§ **EXCERPTED DATA**:
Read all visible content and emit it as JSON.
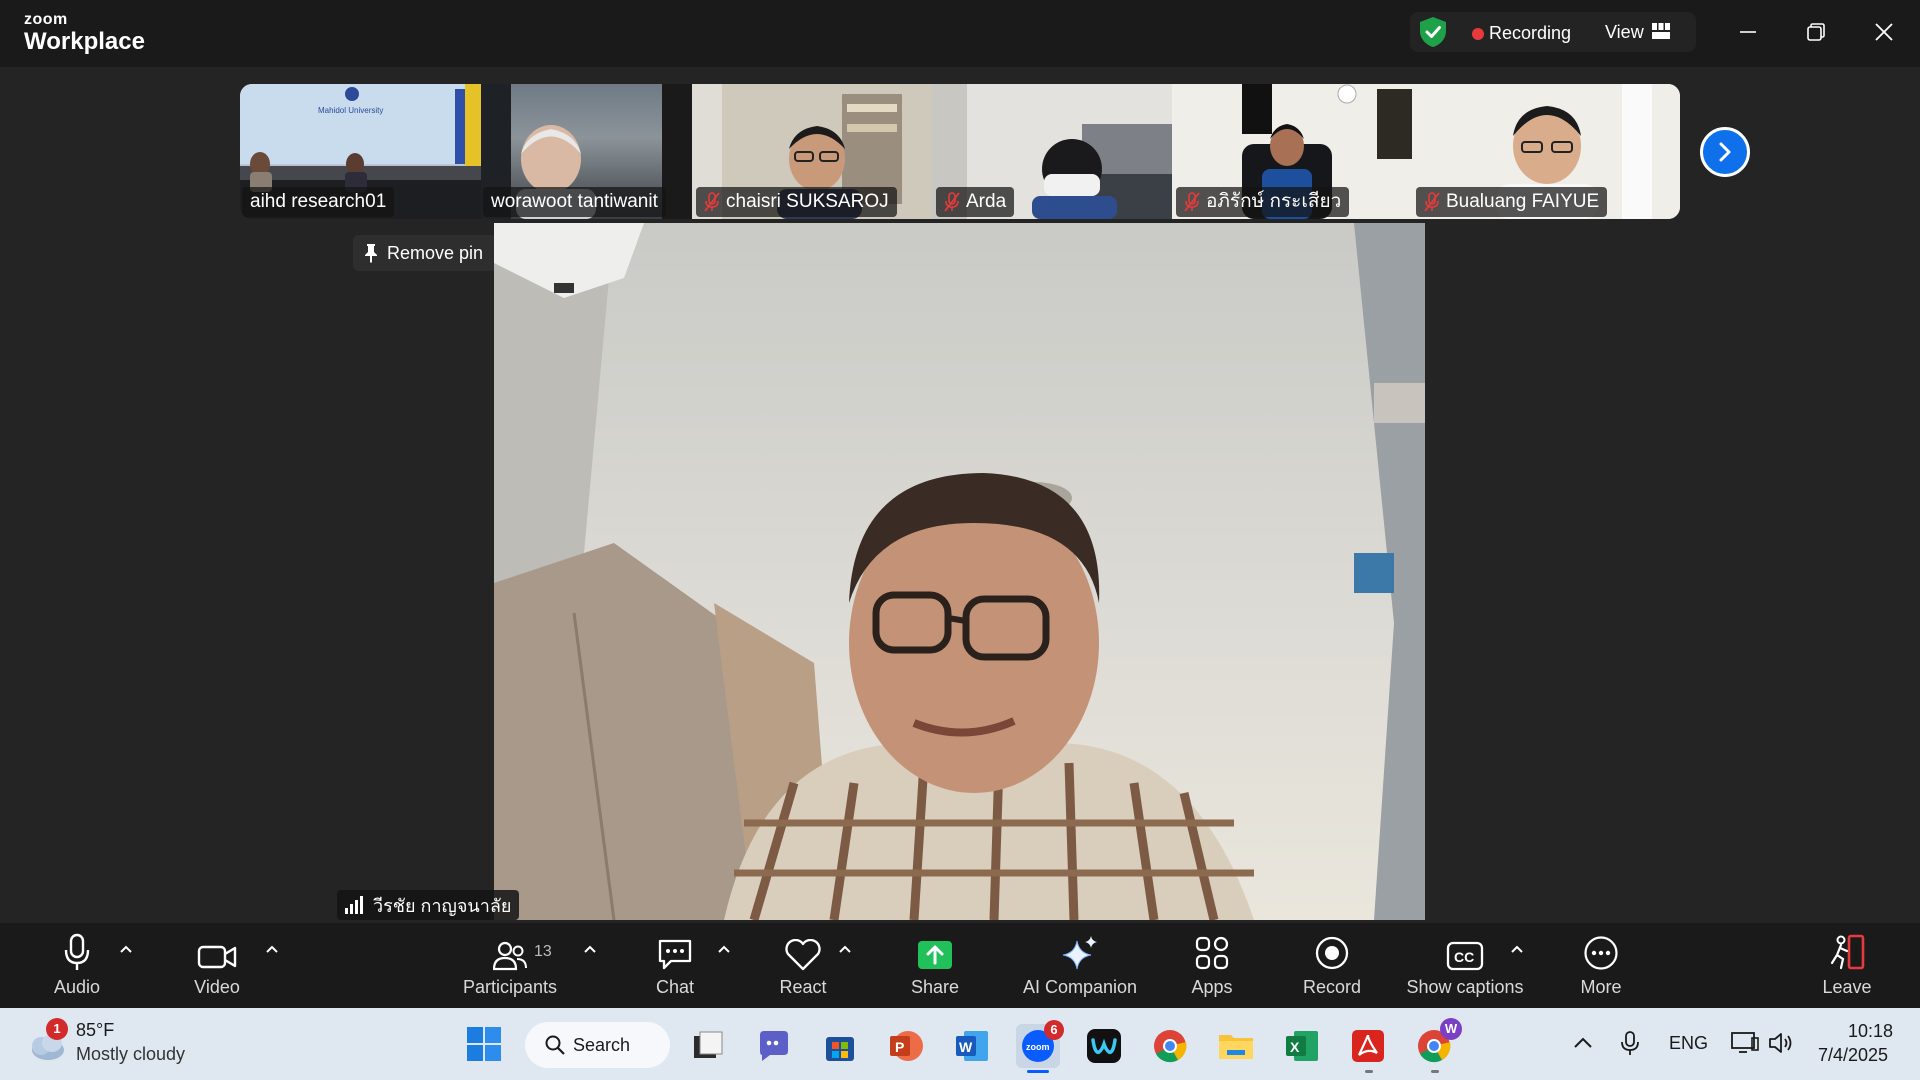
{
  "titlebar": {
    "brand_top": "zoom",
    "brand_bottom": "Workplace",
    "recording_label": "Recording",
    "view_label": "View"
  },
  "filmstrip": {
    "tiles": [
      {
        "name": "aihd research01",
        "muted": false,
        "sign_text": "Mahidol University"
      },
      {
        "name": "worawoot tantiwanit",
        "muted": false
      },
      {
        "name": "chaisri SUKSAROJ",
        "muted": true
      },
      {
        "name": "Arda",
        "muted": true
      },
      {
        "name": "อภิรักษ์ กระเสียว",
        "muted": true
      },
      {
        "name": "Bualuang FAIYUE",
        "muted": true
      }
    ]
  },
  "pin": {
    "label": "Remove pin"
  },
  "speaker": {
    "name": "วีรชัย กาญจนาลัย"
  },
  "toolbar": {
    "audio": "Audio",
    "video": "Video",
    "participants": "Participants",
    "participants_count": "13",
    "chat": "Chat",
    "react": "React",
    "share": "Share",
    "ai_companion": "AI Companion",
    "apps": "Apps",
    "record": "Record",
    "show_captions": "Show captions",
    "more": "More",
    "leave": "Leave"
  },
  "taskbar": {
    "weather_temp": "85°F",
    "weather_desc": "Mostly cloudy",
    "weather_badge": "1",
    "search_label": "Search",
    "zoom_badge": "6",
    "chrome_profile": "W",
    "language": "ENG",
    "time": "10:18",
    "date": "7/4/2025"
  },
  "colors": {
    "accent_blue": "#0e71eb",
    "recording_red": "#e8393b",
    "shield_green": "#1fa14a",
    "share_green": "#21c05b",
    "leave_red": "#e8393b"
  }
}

§ **WHAT YOU ARE ASKED TO DO**: Without including the pictures, reproduce all entries exactly.

§ **RESULT OF THIS EXERCISE**:
Read all visible content and emit it as JSON.
{
  "titlebar": {
    "brand_top": "zoom",
    "brand_bottom": "Workplace",
    "recording_label": "Recording",
    "view_label": "View"
  },
  "filmstrip": {
    "tiles": [
      {
        "name": "aihd research01",
        "muted": false,
        "sign_text": "Mahidol University"
      },
      {
        "name": "worawoot tantiwanit",
        "muted": false
      },
      {
        "name": "chaisri SUKSAROJ",
        "muted": true
      },
      {
        "name": "Arda",
        "muted": true
      },
      {
        "name": "อภิรักษ์ กระเสียว",
        "muted": true
      },
      {
        "name": "Bualuang FAIYUE",
        "muted": true
      }
    ]
  },
  "pin": {
    "label": "Remove pin"
  },
  "speaker": {
    "name": "วีรชัย กาญจนาลัย"
  },
  "toolbar": {
    "audio": "Audio",
    "video": "Video",
    "participants": "Participants",
    "participants_count": "13",
    "chat": "Chat",
    "react": "React",
    "share": "Share",
    "ai_companion": "AI Companion",
    "apps": "Apps",
    "record": "Record",
    "show_captions": "Show captions",
    "more": "More",
    "leave": "Leave"
  },
  "taskbar": {
    "weather_temp": "85°F",
    "weather_desc": "Mostly cloudy",
    "weather_badge": "1",
    "search_label": "Search",
    "zoom_badge": "6",
    "chrome_profile": "W",
    "language": "ENG",
    "time": "10:18",
    "date": "7/4/2025"
  },
  "colors": {
    "accent_blue": "#0e71eb",
    "recording_red": "#e8393b",
    "shield_green": "#1fa14a",
    "share_green": "#21c05b",
    "leave_red": "#e8393b"
  }
}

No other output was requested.